%%
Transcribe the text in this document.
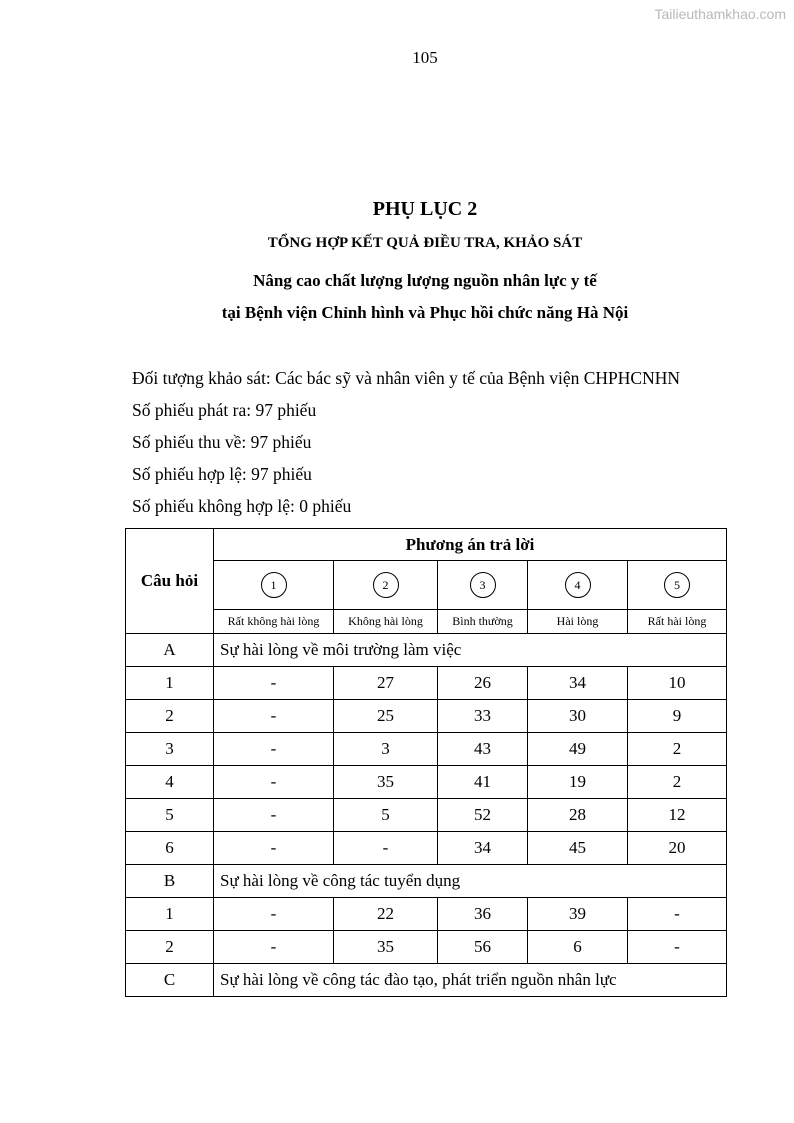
Tailieuthamkhao.com
105
PHỤ LỤC 2
TỔNG HỢP KẾT QUẢ ĐIỀU TRA, KHẢO SÁT
Nâng cao chất lượng lượng nguồn nhân lực y tế
tại Bệnh viện Chỉnh hình và Phục hồi chức năng Hà Nội
Đối tượng khảo sát: Các bác sỹ và nhân viên y tế của Bệnh viện CHPHCNHN
Số phiếu phát ra: 97 phiếu
Số phiếu thu về: 97 phiếu
Số phiếu hợp lệ: 97 phiếu
Số phiếu không hợp lệ: 0 phiếu
Câu hỏi	Phương án trả lời				
	1	2	3	4	5
	Rất không hài lòng	Không hài lòng	Bình thường	Hài lòng	Rất hài lòng
A	Sự hài lòng về môi trường làm việc				
1	-	27	26	34	10
2	-	25	33	30	9
3	-	3	43	49	2
4	-	35	41	19	2
5	-	5	52	28	12
6	-	-	34	45	20
B	Sự hài lòng về công tác tuyển dụng				
1	-	22	36	39	-
2	-	35	56	6	-
C	Sự hài lòng về công tác đào tạo, phát triển nguồn nhân lực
%%
→ Given task
Please write out all of the material above without changing a word, and omit any pictures.

→ Final answer
Transcribe the text in this document.
Tailieuthamkhao.com
105
PHỤ LỤC 2
TỔNG HỢP KẾT QUẢ ĐIỀU TRA, KHẢO SÁT
Nâng cao chất lượng lượng nguồn nhân lực y tế
tại Bệnh viện Chỉnh hình và Phục hồi chức năng Hà Nội
Đối tượng khảo sát: Các bác sỹ và nhân viên y tế của Bệnh viện CHPHCNHN
Số phiếu phát ra: 97 phiếu
Số phiếu thu về: 97 phiếu
Số phiếu hợp lệ: 97 phiếu
Số phiếu không hợp lệ: 0 phiếu
Câu hỏi	Phương án trả lời				
	1	2	3	4	5
	Rất không hài lòng	Không hài lòng	Bình thường	Hài lòng	Rất hài lòng
A	Sự hài lòng về môi trường làm việc				
1	-	27	26	34	10
2	-	25	33	30	9
3	-	3	43	49	2
4	-	35	41	19	2
5	-	5	52	28	12
6	-	-	34	45	20
B	Sự hài lòng về công tác tuyển dụng				
1	-	22	36	39	-
2	-	35	56	6	-
C	Sự hài lòng về công tác đào tạo, phát triển nguồn nhân lực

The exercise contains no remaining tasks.